**WHAT THE TASK ASKS**
Your task is to output the listing word for word, with pictures excluded.

Rows from a figure dataset
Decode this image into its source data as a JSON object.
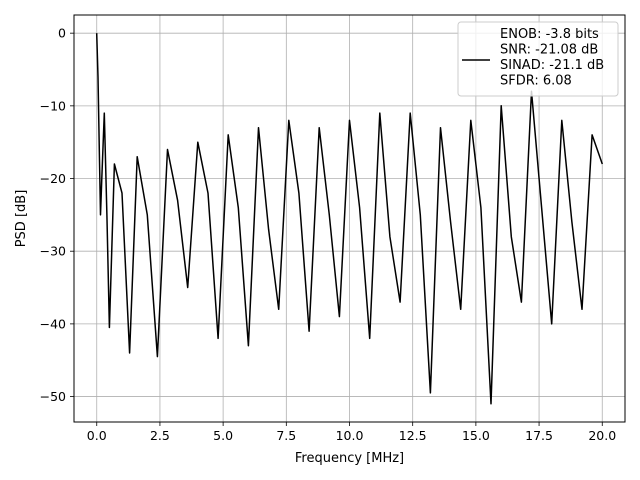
{
  "chart_data": {
    "type": "line",
    "xlabel": "Frequency [MHz]",
    "ylabel": "PSD [dB]",
    "xlim": [
      -0.9,
      20.9
    ],
    "ylim": [
      -53.5,
      2.5
    ],
    "xticks": [
      0.0,
      2.5,
      5.0,
      7.5,
      10.0,
      12.5,
      15.0,
      17.5,
      20.0
    ],
    "xtick_labels": [
      "0.0",
      "2.5",
      "5.0",
      "7.5",
      "10.0",
      "12.5",
      "15.0",
      "17.5",
      "20.0"
    ],
    "yticks": [
      0,
      -10,
      -20,
      -30,
      -40,
      -50
    ],
    "ytick_labels": [
      "0",
      "−10",
      "−20",
      "−30",
      "−40",
      "−50"
    ],
    "grid": true,
    "legend_position": "top-right",
    "legend_lines": [
      "ENOB: -3.8 bits",
      "SNR: -21.08 dB",
      "SINAD: -21.1 dB",
      "SFDR: 6.08"
    ],
    "series": [
      {
        "color": "#000000",
        "x": [
          0.0,
          0.05,
          0.1,
          0.15,
          0.2,
          0.3,
          0.4,
          0.5,
          0.7,
          1.0,
          1.3,
          1.6,
          2.0,
          2.4,
          2.8,
          3.2,
          3.6,
          4.0,
          4.4,
          4.8,
          5.2,
          5.6,
          6.0,
          6.4,
          6.8,
          7.2,
          7.6,
          8.0,
          8.4,
          8.8,
          9.2,
          9.6,
          10.0,
          10.4,
          10.8,
          11.2,
          11.6,
          12.0,
          12.4,
          12.8,
          13.2,
          13.6,
          14.0,
          14.4,
          14.8,
          15.2,
          15.6,
          16.0,
          16.4,
          16.8,
          17.2,
          17.6,
          18.0,
          18.4,
          18.8,
          19.2,
          19.6,
          20.0
        ],
        "y": [
          0.0,
          -6.0,
          -16.0,
          -25.0,
          -20.0,
          -11.0,
          -25.0,
          -40.5,
          -18.0,
          -22.0,
          -44.0,
          -17.0,
          -25.0,
          -44.5,
          -16.0,
          -23.0,
          -35.0,
          -15.0,
          -22.0,
          -42.0,
          -14.0,
          -24.0,
          -43.0,
          -13.0,
          -27.0,
          -38.0,
          -12.0,
          -22.0,
          -41.0,
          -13.0,
          -25.0,
          -39.0,
          -12.0,
          -24.0,
          -42.0,
          -11.0,
          -28.0,
          -37.0,
          -11.0,
          -25.0,
          -49.5,
          -13.0,
          -26.0,
          -38.0,
          -12.0,
          -24.0,
          -51.0,
          -10.0,
          -28.0,
          -37.0,
          -8.0,
          -24.0,
          -40.0,
          -12.0,
          -26.0,
          -38.0,
          -14.0,
          -18.0
        ]
      }
    ]
  }
}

**EXPECTED ANSWER**
Decode this image into its source data as a JSON object.
{
  "chart_data": {
    "type": "line",
    "xlabel": "Frequency [MHz]",
    "ylabel": "PSD [dB]",
    "xlim": [
      -0.9,
      20.9
    ],
    "ylim": [
      -53.5,
      2.5
    ],
    "xticks": [
      0.0,
      2.5,
      5.0,
      7.5,
      10.0,
      12.5,
      15.0,
      17.5,
      20.0
    ],
    "xtick_labels": [
      "0.0",
      "2.5",
      "5.0",
      "7.5",
      "10.0",
      "12.5",
      "15.0",
      "17.5",
      "20.0"
    ],
    "yticks": [
      0,
      -10,
      -20,
      -30,
      -40,
      -50
    ],
    "ytick_labels": [
      "0",
      "−10",
      "−20",
      "−30",
      "−40",
      "−50"
    ],
    "grid": true,
    "legend_position": "top-right",
    "legend_lines": [
      "ENOB: -3.8 bits",
      "SNR: -21.08 dB",
      "SINAD: -21.1 dB",
      "SFDR: 6.08"
    ],
    "series": [
      {
        "color": "#000000",
        "x": [
          0.0,
          0.05,
          0.1,
          0.15,
          0.2,
          0.3,
          0.4,
          0.5,
          0.7,
          1.0,
          1.3,
          1.6,
          2.0,
          2.4,
          2.8,
          3.2,
          3.6,
          4.0,
          4.4,
          4.8,
          5.2,
          5.6,
          6.0,
          6.4,
          6.8,
          7.2,
          7.6,
          8.0,
          8.4,
          8.8,
          9.2,
          9.6,
          10.0,
          10.4,
          10.8,
          11.2,
          11.6,
          12.0,
          12.4,
          12.8,
          13.2,
          13.6,
          14.0,
          14.4,
          14.8,
          15.2,
          15.6,
          16.0,
          16.4,
          16.8,
          17.2,
          17.6,
          18.0,
          18.4,
          18.8,
          19.2,
          19.6,
          20.0
        ],
        "y": [
          0.0,
          -6.0,
          -16.0,
          -25.0,
          -20.0,
          -11.0,
          -25.0,
          -40.5,
          -18.0,
          -22.0,
          -44.0,
          -17.0,
          -25.0,
          -44.5,
          -16.0,
          -23.0,
          -35.0,
          -15.0,
          -22.0,
          -42.0,
          -14.0,
          -24.0,
          -43.0,
          -13.0,
          -27.0,
          -38.0,
          -12.0,
          -22.0,
          -41.0,
          -13.0,
          -25.0,
          -39.0,
          -12.0,
          -24.0,
          -42.0,
          -11.0,
          -28.0,
          -37.0,
          -11.0,
          -25.0,
          -49.5,
          -13.0,
          -26.0,
          -38.0,
          -12.0,
          -24.0,
          -51.0,
          -10.0,
          -28.0,
          -37.0,
          -8.0,
          -24.0,
          -40.0,
          -12.0,
          -26.0,
          -38.0,
          -14.0,
          -18.0
        ]
      }
    ]
  }
}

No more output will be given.